Input for this task:
———
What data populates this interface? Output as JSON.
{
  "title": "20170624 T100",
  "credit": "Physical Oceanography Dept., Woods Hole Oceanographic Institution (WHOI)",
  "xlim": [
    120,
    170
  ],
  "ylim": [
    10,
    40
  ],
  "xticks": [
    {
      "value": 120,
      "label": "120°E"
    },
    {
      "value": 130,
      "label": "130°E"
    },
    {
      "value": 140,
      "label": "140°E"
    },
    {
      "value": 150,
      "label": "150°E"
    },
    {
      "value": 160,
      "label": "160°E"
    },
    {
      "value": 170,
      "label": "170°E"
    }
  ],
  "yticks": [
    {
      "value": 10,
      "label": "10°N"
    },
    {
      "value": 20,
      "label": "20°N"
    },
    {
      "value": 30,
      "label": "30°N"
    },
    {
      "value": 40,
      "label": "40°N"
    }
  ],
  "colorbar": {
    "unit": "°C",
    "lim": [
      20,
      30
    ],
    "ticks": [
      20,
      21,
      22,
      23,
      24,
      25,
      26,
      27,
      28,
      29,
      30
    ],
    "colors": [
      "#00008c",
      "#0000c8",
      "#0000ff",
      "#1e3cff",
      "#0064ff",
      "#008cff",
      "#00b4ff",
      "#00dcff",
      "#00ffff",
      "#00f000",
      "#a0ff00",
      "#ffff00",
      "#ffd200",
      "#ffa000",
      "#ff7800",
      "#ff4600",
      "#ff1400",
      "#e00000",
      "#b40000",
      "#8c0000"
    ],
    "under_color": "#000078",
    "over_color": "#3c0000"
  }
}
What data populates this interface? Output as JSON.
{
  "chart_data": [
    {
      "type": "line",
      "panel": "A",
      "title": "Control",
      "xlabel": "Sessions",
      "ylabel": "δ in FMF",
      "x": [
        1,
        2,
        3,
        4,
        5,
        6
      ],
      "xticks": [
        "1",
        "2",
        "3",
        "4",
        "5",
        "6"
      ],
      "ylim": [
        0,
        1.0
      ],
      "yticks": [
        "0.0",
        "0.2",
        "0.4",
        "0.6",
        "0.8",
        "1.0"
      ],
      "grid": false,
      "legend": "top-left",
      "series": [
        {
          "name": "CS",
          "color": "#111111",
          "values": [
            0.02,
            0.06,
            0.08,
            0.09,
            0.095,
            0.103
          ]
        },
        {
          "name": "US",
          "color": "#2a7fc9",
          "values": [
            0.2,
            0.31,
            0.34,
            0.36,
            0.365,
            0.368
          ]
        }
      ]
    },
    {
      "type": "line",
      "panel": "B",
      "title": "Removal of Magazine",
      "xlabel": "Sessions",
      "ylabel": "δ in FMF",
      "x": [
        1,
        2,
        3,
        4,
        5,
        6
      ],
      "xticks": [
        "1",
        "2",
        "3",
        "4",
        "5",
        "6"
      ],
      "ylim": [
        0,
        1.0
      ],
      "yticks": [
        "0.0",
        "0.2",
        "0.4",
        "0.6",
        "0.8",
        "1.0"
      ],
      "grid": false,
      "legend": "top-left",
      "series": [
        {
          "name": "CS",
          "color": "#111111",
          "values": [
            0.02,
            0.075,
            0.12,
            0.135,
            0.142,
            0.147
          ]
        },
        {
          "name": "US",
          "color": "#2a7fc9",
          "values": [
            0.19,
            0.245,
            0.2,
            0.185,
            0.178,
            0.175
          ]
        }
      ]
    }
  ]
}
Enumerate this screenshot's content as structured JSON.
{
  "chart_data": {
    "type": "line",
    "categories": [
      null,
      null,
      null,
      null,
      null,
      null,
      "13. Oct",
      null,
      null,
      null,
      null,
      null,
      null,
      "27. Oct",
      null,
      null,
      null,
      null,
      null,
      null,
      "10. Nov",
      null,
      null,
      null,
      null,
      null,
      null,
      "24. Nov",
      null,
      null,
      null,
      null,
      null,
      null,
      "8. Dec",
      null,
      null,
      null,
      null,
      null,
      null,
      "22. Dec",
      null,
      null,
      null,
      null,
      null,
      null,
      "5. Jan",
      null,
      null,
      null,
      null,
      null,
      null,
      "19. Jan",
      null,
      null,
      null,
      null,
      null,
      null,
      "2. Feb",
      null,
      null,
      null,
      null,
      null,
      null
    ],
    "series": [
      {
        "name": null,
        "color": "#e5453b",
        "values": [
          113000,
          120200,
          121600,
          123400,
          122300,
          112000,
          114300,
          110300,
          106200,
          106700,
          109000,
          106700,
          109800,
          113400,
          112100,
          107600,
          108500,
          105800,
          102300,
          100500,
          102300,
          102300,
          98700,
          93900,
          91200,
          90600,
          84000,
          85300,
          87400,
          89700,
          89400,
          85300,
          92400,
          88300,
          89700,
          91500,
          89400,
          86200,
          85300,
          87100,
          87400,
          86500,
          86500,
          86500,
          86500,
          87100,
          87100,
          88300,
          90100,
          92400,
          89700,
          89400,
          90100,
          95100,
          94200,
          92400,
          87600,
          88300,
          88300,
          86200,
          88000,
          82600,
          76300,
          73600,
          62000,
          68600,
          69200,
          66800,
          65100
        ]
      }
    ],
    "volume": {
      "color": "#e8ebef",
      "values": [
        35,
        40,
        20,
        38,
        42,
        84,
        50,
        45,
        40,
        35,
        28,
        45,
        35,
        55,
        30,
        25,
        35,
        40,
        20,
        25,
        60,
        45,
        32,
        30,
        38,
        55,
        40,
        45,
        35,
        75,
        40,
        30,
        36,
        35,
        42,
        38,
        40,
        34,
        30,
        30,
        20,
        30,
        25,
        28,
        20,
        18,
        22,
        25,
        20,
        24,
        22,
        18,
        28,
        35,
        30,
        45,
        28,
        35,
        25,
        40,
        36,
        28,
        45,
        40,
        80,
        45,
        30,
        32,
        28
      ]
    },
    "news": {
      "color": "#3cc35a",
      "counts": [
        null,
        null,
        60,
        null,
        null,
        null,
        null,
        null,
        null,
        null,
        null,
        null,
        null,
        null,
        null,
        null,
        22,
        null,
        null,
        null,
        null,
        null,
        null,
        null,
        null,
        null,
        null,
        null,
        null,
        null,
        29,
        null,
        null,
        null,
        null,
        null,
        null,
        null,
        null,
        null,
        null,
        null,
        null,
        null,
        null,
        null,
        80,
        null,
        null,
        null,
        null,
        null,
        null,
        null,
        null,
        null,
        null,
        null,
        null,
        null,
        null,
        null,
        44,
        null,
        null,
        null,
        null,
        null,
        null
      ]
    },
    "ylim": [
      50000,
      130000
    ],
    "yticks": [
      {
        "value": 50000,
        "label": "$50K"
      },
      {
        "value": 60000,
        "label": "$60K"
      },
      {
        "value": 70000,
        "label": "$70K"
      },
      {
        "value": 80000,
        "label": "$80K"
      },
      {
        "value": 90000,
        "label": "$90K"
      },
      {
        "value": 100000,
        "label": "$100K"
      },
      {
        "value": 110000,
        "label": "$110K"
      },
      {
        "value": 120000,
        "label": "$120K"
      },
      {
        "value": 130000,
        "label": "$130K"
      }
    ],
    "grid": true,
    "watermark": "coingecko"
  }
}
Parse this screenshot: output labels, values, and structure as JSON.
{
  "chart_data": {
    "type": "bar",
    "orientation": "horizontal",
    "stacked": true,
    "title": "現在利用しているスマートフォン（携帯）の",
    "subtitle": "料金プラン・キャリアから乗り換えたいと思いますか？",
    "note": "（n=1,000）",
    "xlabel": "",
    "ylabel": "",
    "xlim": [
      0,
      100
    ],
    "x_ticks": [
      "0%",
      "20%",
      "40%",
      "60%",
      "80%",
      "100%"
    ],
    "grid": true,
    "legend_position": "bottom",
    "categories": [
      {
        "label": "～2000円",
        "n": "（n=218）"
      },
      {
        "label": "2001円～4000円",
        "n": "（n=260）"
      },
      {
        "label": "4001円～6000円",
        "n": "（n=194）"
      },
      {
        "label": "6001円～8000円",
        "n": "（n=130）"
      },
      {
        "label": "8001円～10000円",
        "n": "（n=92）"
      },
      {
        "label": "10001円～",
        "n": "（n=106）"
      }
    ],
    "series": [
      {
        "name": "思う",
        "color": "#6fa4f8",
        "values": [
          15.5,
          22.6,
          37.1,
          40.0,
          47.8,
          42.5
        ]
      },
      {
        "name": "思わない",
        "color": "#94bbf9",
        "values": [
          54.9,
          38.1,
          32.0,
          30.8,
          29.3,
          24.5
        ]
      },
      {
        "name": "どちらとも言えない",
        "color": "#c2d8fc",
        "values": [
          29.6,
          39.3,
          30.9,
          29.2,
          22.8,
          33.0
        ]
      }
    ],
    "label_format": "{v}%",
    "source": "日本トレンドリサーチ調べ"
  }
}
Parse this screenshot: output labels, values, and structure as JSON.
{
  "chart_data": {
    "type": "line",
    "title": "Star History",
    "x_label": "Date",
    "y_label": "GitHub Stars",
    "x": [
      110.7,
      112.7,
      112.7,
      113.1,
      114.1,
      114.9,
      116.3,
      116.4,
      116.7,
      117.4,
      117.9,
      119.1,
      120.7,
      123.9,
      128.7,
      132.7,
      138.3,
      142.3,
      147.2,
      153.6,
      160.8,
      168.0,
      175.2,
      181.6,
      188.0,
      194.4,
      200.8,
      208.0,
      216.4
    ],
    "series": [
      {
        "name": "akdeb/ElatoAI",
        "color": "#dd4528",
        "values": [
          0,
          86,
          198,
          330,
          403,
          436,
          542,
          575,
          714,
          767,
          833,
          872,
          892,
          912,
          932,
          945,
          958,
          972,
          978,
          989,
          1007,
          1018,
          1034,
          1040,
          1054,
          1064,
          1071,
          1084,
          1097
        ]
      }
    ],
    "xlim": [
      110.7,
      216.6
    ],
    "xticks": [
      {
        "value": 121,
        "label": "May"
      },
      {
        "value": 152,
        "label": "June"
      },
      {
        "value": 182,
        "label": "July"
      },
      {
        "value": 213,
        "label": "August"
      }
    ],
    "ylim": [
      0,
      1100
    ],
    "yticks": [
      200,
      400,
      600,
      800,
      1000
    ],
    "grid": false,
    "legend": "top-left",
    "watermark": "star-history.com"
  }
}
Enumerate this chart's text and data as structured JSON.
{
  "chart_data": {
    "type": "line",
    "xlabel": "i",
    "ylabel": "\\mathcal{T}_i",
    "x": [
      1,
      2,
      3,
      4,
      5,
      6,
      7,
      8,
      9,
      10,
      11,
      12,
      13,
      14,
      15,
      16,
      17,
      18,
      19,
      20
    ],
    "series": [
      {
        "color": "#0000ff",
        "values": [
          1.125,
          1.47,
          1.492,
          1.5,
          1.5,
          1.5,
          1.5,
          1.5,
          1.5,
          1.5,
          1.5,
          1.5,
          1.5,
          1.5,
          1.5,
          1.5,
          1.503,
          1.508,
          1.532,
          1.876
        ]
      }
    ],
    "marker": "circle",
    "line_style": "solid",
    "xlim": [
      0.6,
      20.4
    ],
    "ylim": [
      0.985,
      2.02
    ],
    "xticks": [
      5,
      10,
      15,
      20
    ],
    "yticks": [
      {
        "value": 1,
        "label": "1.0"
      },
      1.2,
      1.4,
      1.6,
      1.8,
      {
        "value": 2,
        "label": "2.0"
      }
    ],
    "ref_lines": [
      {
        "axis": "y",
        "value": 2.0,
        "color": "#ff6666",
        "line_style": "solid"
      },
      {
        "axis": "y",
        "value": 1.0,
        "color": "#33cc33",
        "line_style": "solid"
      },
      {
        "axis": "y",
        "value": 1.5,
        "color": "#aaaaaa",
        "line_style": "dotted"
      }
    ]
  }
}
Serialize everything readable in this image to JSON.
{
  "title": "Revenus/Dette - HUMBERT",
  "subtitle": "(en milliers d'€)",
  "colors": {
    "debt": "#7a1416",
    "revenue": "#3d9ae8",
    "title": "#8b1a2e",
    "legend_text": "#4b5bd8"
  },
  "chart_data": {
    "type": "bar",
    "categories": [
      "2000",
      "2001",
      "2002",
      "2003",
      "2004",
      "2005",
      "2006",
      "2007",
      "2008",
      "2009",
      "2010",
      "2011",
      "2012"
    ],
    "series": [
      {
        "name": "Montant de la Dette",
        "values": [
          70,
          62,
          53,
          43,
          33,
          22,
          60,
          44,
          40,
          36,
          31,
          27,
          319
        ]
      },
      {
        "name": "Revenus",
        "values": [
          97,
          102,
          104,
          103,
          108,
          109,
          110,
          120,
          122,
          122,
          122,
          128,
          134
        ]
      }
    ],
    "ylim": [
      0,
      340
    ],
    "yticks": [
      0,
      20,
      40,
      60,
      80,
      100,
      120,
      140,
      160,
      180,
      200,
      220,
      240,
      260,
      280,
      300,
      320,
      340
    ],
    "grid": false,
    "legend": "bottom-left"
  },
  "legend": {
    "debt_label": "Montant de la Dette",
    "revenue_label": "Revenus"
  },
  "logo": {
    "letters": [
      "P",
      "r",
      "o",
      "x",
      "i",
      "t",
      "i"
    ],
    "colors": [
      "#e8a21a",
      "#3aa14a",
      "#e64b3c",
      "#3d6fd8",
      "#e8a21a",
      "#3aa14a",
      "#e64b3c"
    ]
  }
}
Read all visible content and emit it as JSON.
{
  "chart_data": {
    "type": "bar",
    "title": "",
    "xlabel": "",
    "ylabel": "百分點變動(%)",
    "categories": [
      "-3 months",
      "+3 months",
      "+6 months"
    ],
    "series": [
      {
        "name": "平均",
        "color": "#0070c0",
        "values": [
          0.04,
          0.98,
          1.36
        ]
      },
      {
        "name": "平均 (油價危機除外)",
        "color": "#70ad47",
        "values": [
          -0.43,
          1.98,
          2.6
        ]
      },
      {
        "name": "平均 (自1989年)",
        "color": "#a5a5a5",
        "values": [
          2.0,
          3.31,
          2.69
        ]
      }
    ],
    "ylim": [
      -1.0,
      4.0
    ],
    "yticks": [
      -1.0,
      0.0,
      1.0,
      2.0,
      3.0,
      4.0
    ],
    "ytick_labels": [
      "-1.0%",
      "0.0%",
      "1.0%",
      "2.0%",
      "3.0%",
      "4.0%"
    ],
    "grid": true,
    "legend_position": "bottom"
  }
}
———
Problem requirements:
Return the line that contains "Read all visible content and emit it as JSON." and all lines after it, verbatim, and nothing else.

The solution:
Read all visible content and emit it as JSON.
{
  "chart_data": {
    "type": "bar",
    "title": "",
    "xlabel": "",
    "ylabel": "百分點變動(%)",
    "categories": [
      "-3 months",
      "+3 months",
      "+6 months"
    ],
    "series": [
      {
        "name": "平均",
        "color": "#0070c0",
        "values": [
          0.04,
          0.98,
          1.36
        ]
      },
      {
        "name": "平均 (油價危機除外)",
        "color": "#70ad47",
        "values": [
          -0.43,
          1.98,
          2.6
        ]
      },
      {
        "name": "平均 (自1989年)",
        "color": "#a5a5a5",
        "values": [
          2.0,
          3.31,
          2.69
        ]
      }
    ],
    "ylim": [
      -1.0,
      4.0
    ],
    "yticks": [
      -1.0,
      0.0,
      1.0,
      2.0,
      3.0,
      4.0
    ],
    "ytick_labels": [
      "-1.0%",
      "0.0%",
      "1.0%",
      "2.0%",
      "3.0%",
      "4.0%"
    ],
    "grid": true,
    "legend_position": "bottom"
  }
}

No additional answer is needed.